Your objective: Rewrite each line of the material below as one string in a JSON list, and leave out any blank lines.

Exercise data:
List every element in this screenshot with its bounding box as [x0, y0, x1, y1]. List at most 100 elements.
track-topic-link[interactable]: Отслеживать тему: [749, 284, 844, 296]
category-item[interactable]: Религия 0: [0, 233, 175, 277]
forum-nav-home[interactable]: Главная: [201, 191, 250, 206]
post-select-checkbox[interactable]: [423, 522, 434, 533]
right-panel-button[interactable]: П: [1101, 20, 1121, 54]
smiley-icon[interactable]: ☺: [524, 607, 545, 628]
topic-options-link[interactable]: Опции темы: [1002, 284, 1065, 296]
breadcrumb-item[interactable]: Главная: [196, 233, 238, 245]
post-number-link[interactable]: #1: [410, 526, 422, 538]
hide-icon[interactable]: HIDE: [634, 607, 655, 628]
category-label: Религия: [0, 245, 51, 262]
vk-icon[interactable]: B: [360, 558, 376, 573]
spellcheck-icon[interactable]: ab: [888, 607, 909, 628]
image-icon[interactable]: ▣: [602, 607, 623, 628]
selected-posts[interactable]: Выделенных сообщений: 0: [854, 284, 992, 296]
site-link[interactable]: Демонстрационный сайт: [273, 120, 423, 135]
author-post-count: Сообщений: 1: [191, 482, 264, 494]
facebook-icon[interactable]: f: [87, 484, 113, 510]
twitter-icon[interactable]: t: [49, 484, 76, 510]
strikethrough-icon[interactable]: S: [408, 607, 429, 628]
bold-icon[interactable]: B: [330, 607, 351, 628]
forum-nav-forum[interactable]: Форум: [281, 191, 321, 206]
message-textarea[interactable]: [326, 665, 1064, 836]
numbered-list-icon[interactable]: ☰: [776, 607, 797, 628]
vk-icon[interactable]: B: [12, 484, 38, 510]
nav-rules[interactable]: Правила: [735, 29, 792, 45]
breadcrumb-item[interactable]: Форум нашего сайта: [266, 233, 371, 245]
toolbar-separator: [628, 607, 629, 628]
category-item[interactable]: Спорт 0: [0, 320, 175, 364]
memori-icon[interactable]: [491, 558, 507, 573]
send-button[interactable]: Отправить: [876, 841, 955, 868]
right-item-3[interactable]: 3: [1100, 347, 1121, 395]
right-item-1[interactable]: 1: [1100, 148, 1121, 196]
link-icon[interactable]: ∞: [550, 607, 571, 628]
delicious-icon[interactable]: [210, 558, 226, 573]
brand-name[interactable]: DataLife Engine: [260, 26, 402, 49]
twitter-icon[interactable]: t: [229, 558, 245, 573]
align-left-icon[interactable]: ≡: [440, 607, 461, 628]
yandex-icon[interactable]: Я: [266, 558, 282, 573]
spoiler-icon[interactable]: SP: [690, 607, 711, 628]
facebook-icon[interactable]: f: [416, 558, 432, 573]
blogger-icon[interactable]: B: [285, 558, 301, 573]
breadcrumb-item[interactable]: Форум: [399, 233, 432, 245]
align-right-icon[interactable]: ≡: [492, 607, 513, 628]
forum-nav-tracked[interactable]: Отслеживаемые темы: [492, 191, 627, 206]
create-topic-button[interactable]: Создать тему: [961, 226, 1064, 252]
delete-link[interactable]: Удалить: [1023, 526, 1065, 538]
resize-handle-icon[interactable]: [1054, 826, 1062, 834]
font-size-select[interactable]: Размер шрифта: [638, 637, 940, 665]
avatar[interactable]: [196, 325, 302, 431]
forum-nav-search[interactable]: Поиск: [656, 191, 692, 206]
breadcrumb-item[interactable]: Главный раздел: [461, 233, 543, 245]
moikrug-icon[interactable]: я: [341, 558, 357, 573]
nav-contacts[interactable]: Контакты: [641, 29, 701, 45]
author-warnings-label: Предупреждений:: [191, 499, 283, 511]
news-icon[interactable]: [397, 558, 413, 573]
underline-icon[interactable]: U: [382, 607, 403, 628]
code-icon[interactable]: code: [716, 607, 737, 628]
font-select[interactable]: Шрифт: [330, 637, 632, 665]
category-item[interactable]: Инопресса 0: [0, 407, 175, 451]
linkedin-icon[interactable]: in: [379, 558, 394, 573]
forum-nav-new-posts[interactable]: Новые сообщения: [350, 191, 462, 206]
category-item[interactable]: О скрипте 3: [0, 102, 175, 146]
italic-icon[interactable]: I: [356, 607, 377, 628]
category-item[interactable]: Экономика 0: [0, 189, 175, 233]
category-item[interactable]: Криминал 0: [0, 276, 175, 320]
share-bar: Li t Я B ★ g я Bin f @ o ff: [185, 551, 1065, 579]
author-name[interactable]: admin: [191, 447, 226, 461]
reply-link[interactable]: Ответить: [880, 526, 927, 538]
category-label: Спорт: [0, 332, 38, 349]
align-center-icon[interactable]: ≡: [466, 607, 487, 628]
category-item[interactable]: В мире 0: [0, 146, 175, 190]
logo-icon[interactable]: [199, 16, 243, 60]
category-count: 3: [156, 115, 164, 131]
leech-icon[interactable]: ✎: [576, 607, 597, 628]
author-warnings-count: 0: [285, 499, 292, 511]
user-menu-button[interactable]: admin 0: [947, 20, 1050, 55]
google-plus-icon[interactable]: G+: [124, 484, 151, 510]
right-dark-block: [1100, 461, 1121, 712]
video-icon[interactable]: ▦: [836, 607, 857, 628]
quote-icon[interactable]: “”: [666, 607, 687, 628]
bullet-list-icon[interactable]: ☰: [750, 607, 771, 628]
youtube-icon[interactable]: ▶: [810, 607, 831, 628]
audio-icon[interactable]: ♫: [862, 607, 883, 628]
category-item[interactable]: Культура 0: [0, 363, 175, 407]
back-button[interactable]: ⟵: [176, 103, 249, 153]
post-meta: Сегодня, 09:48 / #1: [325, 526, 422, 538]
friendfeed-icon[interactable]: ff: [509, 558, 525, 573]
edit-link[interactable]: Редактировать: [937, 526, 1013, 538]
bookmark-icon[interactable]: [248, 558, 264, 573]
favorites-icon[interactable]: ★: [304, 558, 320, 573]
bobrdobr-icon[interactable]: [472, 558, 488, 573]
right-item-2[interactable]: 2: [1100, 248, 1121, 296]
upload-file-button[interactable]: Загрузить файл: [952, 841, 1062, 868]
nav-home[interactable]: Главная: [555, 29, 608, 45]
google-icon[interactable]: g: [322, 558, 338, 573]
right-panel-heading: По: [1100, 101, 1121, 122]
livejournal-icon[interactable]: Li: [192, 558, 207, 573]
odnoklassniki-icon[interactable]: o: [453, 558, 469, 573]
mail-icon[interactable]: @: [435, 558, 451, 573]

Correct result:
[
  "List every element in this screenshot with its bounding box as [x0, y0, x1, y1]. List at most 100 elements.",
  "track-topic-link[interactable]: Отслеживать тему: [749, 284, 844, 296]",
  "category-item[interactable]: Религия 0: [0, 233, 175, 277]",
  "forum-nav-home[interactable]: Главная: [201, 191, 250, 206]",
  "post-select-checkbox[interactable]: [423, 522, 434, 533]",
  "right-panel-button[interactable]: П: [1101, 20, 1121, 54]",
  "smiley-icon[interactable]: ☺: [524, 607, 545, 628]",
  "topic-options-link[interactable]: Опции темы: [1002, 284, 1065, 296]",
  "breadcrumb-item[interactable]: Главная: [196, 233, 238, 245]",
  "post-number-link[interactable]: #1: [410, 526, 422, 538]",
  "hide-icon[interactable]: HIDE: [634, 607, 655, 628]",
  "category-label: Религия: [0, 245, 51, 262]",
  "vk-icon[interactable]: B: [360, 558, 376, 573]",
  "spellcheck-icon[interactable]: ab: [888, 607, 909, 628]",
  "image-icon[interactable]: ▣: [602, 607, 623, 628]",
  "selected-posts[interactable]: Выделенных сообщений: 0: [854, 284, 992, 296]",
  "site-link[interactable]: Демонстрационный сайт: [273, 120, 423, 135]",
  "author-post-count: Сообщений: 1: [191, 482, 264, 494]",
  "facebook-icon[interactable]: f: [87, 484, 113, 510]",
  "twitter-icon[interactable]: t: [49, 484, 76, 510]",
  "strikethrough-icon[interactable]: S: [408, 607, 429, 628]",
  "bold-icon[interactable]: B: [330, 607, 351, 628]",
  "forum-nav-forum[interactable]: Форум: [281, 191, 321, 206]",
  "message-textarea[interactable]: [326, 665, 1064, 836]",
  "numbered-list-icon[interactable]: ☰: [776, 607, 797, 628]",
  "vk-icon[interactable]: B: [12, 484, 38, 510]",
  "nav-rules[interactable]: Правила: [735, 29, 792, 45]",
  "breadcrumb-item[interactable]: Форум нашего сайта: [266, 233, 371, 245]",
  "toolbar-separator: [628, 607, 629, 628]",
  "category-item[interactable]: Спорт 0: [0, 320, 175, 364]",
  "memori-icon[interactable]: [491, 558, 507, 573]",
  "send-button[interactable]: Отправить: [876, 841, 955, 868]",
  "right-item-3[interactable]: 3: [1100, 347, 1121, 395]",
  "right-item-1[interactable]: 1: [1100, 148, 1121, 196]",
  "link-icon[interactable]: ∞: [550, 607, 571, 628]",
  "delicious-icon[interactable]: [210, 558, 226, 573]",
  "brand-name[interactable]: DataLife Engine: [260, 26, 402, 49]",
  "twitter-icon[interactable]: t: [229, 558, 245, 573]",
  "align-left-icon[interactable]: ≡: [440, 607, 461, 628]",
  "yandex-icon[interactable]: Я: [266, 558, 282, 573]",
  "spoiler-icon[interactable]: SP: [690, 607, 711, 628]",
  "facebook-icon[interactable]: f: [416, 558, 432, 573]",
  "blogger-icon[interactable]: B: [285, 558, 301, 573]",
  "breadcrumb-item[interactable]: Форум: [399, 233, 432, 245]",
  "align-right-icon[interactable]: ≡: [492, 607, 513, 628]",
  "forum-nav-tracked[interactable]: Отслеживаемые темы: [492, 191, 627, 206]",
  "create-topic-button[interactable]: Создать тему: [961, 226, 1064, 252]",
  "delete-link[interactable]: Удалить: [1023, 526, 1065, 538]",
  "resize-handle-icon[interactable]: [1054, 826, 1062, 834]",
  "font-size-select[interactable]: Размер шрифта: [638, 637, 940, 665]",
  "avatar[interactable]: [196, 325, 302, 431]",
  "forum-nav-search[interactable]: Поиск: [656, 191, 692, 206]",
  "breadcrumb-item[interactable]: Главный раздел: [461, 233, 543, 245]",
  "moikrug-icon[interactable]: я: [341, 558, 357, 573]",
  "nav-contacts[interactable]: Контакты: [641, 29, 701, 45]",
  "author-warnings-label: Предупреждений:: [191, 499, 283, 511]",
  "news-icon[interactable]: [397, 558, 413, 573]",
  "underline-icon[interactable]: U: [382, 607, 403, 628]",
  "code-icon[interactable]: code: [716, 607, 737, 628]",
  "font-select[interactable]: Шрифт: [330, 637, 632, 665]",
  "category-item[interactable]: Инопресса 0: [0, 407, 175, 451]",
  "linkedin-icon[interactable]: in: [379, 558, 394, 573]",
  "forum-nav-new-posts[interactable]: Новые сообщения: [350, 191, 462, 206]",
  "category-item[interactable]: О скрипте 3: [0, 102, 175, 146]",
  "italic-icon[interactable]: I: [356, 607, 377, 628]",
  "category-item[interactable]: Экономика 0: [0, 189, 175, 233]",
  "category-item[interactable]: Криминал 0: [0, 276, 175, 320]",
  "share-bar: Li t Я B ★ g я Bin f @ o ff: [185, 551, 1065, 579]",
  "author-name[interactable]: admin: [191, 447, 226, 461]",
  "reply-link[interactable]: Ответить: [880, 526, 927, 538]",
  "category-label: Спорт: [0, 332, 38, 349]",
  "align-center-icon[interactable]: ≡: [466, 607, 487, 628]",
  "category-item[interactable]: В мире 0: [0, 146, 175, 190]",
  "logo-icon[interactable]: [199, 16, 243, 60]",
  "category-count: 3: [156, 115, 164, 131]",
  "leech-icon[interactable]: ✎: [576, 607, 597, 628]",
  "author-warnings-count: 0: [285, 499, 292, 511]",
  "user-menu-button[interactable]: admin 0: [947, 20, 1050, 55]",
  "google-plus-icon[interactable]: G+: [124, 484, 151, 510]",
  "right-dark-block: [1100, 461, 1121, 712]",
  "video-icon[interactable]: ▦: [836, 607, 857, 628]",
  "quote-icon[interactable]: “”: [666, 607, 687, 628]",
  "bullet-list-icon[interactable]: ☰: [750, 607, 771, 628]",
  "youtube-icon[interactable]: ▶: [810, 607, 831, 628]",
  "audio-icon[interactable]: ♫: [862, 607, 883, 628]",
  "category-item[interactable]: Культура 0: [0, 363, 175, 407]",
  "back-button[interactable]: ⟵: [176, 103, 249, 153]",
  "post-meta: Сегодня, 09:48 / #1: [325, 526, 422, 538]",
  "friendfeed-icon[interactable]: ff: [509, 558, 525, 573]",
  "edit-link[interactable]: Редактировать: [937, 526, 1013, 538]",
  "bookmark-icon[interactable]: [248, 558, 264, 573]",
  "favorites-icon[interactable]: ★: [304, 558, 320, 573]",
  "bobrdobr-icon[interactable]: [472, 558, 488, 573]",
  "right-item-2[interactable]: 2: [1100, 248, 1121, 296]",
  "upload-file-button[interactable]: Загрузить файл: [952, 841, 1062, 868]",
  "nav-home[interactable]: Главная: [555, 29, 608, 45]",
  "google-icon[interactable]: g: [322, 558, 338, 573]",
  "right-panel-heading: По: [1100, 101, 1121, 122]",
  "livejournal-icon[interactable]: Li: [192, 558, 207, 573]",
  "odnoklassniki-icon[interactable]: o: [453, 558, 469, 573]",
  "mail-icon[interactable]: @: [435, 558, 451, 573]"
]